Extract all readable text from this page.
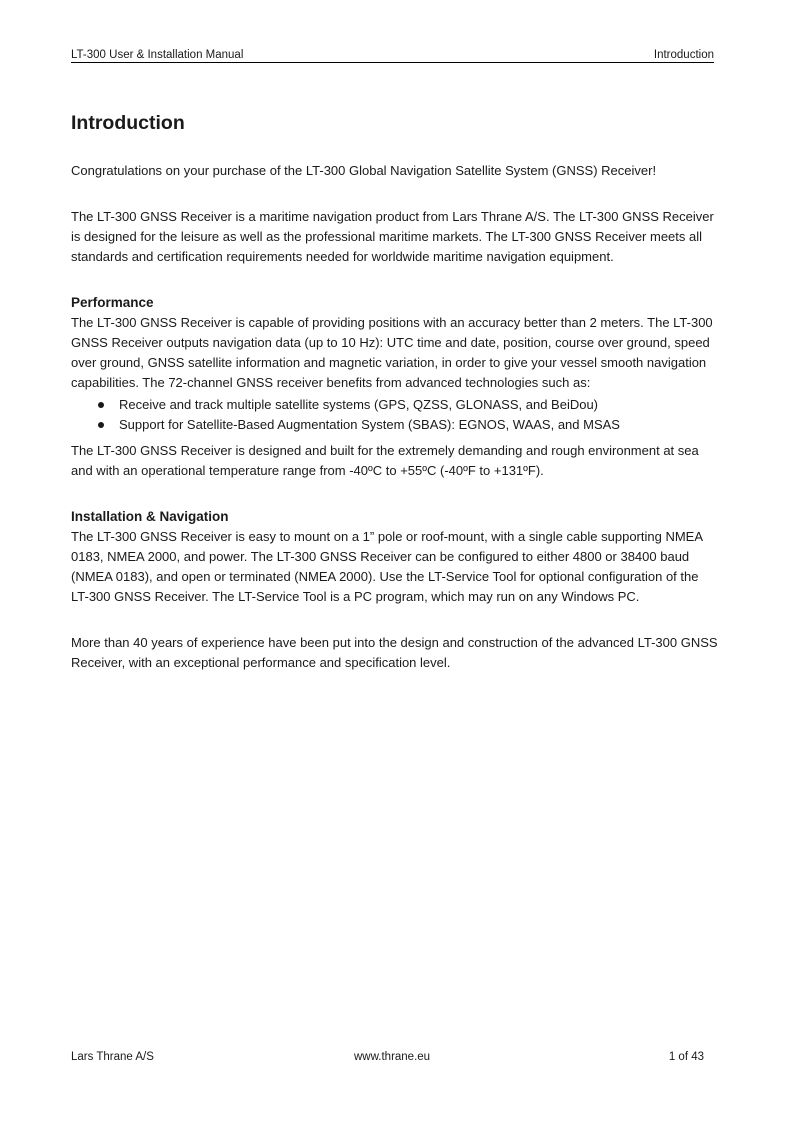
LT-300 User & Installation Manual	Introduction
Introduction

Congratulations on your purchase of the LT-300 Global Navigation Satellite System (GNSS) Receiver!

The LT-300 GNSS Receiver is a maritime navigation product from Lars Thrane A/S. The LT-300 GNSS Receiver is designed for the leisure as well as the professional maritime markets. The LT-300 GNSS Receiver meets all standards and certification requirements needed for worldwide maritime navigation equipment.

Performance

The LT-300 GNSS Receiver is capable of providing positions with an accuracy better than 2 meters. The LT-300 GNSS Receiver outputs navigation data (up to 10 Hz): UTC time and date, position, course over ground, speed over ground, GNSS satellite information and magnetic variation, in order to give your vessel smooth navigation capabilities. The 72-channel GNSS receiver benefits from advanced technologies such as:

Receive and track multiple satellite systems (GPS, QZSS, GLONASS, and BeiDou)
Support for Satellite-Based Augmentation System (SBAS): EGNOS, WAAS, and MSAS

The LT-300 GNSS Receiver is designed and built for the extremely demanding and rough environment at sea and with an operational temperature range from -40ºC to +55ºC (-40ºF to +131ºF).

Installation & Navigation

The LT-300 GNSS Receiver is easy to mount on a 1” pole or roof-mount, with a single cable supporting NMEA 0183, NMEA 2000, and power. The LT-300 GNSS Receiver can be configured to either 4800 or 38400 baud (NMEA 0183), and open or terminated (NMEA 2000). Use the LT-Service Tool for optional configuration of the LT-300 GNSS Receiver. The LT-Service Tool is a PC program, which may run on any Windows PC.

More than 40 years of experience have been put into the design and construction of the advanced LT-300 GNSS Receiver, with an exceptional performance and specification level.

Lars Thrane A/S	www.thrane.eu	1 of 43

### WHAT TO WORK ON
Without the pictures, return the entries exactly as they appear.

### ANSWER TO THE TASK
Extract all readable text from this page.
LT-300 User & Installation Manual	Introduction
Introduction

Congratulations on your purchase of the LT-300 Global Navigation Satellite System (GNSS) Receiver!

The LT-300 GNSS Receiver is a maritime navigation product from Lars Thrane A/S. The LT-300 GNSS Receiver is designed for the leisure as well as the professional maritime markets. The LT-300 GNSS Receiver meets all standards and certification requirements needed for worldwide maritime navigation equipment.

Performance

The LT-300 GNSS Receiver is capable of providing positions with an accuracy better than 2 meters. The LT-300 GNSS Receiver outputs navigation data (up to 10 Hz): UTC time and date, position, course over ground, speed over ground, GNSS satellite information and magnetic variation, in order to give your vessel smooth navigation capabilities. The 72-channel GNSS receiver benefits from advanced technologies such as:

Receive and track multiple satellite systems (GPS, QZSS, GLONASS, and BeiDou)
Support for Satellite-Based Augmentation System (SBAS): EGNOS, WAAS, and MSAS

The LT-300 GNSS Receiver is designed and built for the extremely demanding and rough environment at sea and with an operational temperature range from -40ºC to +55ºC (-40ºF to +131ºF).

Installation & Navigation

The LT-300 GNSS Receiver is easy to mount on a 1” pole or roof-mount, with a single cable supporting NMEA 0183, NMEA 2000, and power. The LT-300 GNSS Receiver can be configured to either 4800 or 38400 baud (NMEA 0183), and open or terminated (NMEA 2000). Use the LT-Service Tool for optional configuration of the LT-300 GNSS Receiver. The LT-Service Tool is a PC program, which may run on any Windows PC.

More than 40 years of experience have been put into the design and construction of the advanced LT-300 GNSS Receiver, with an exceptional performance and specification level.

Lars Thrane A/S	www.thrane.eu	1 of 43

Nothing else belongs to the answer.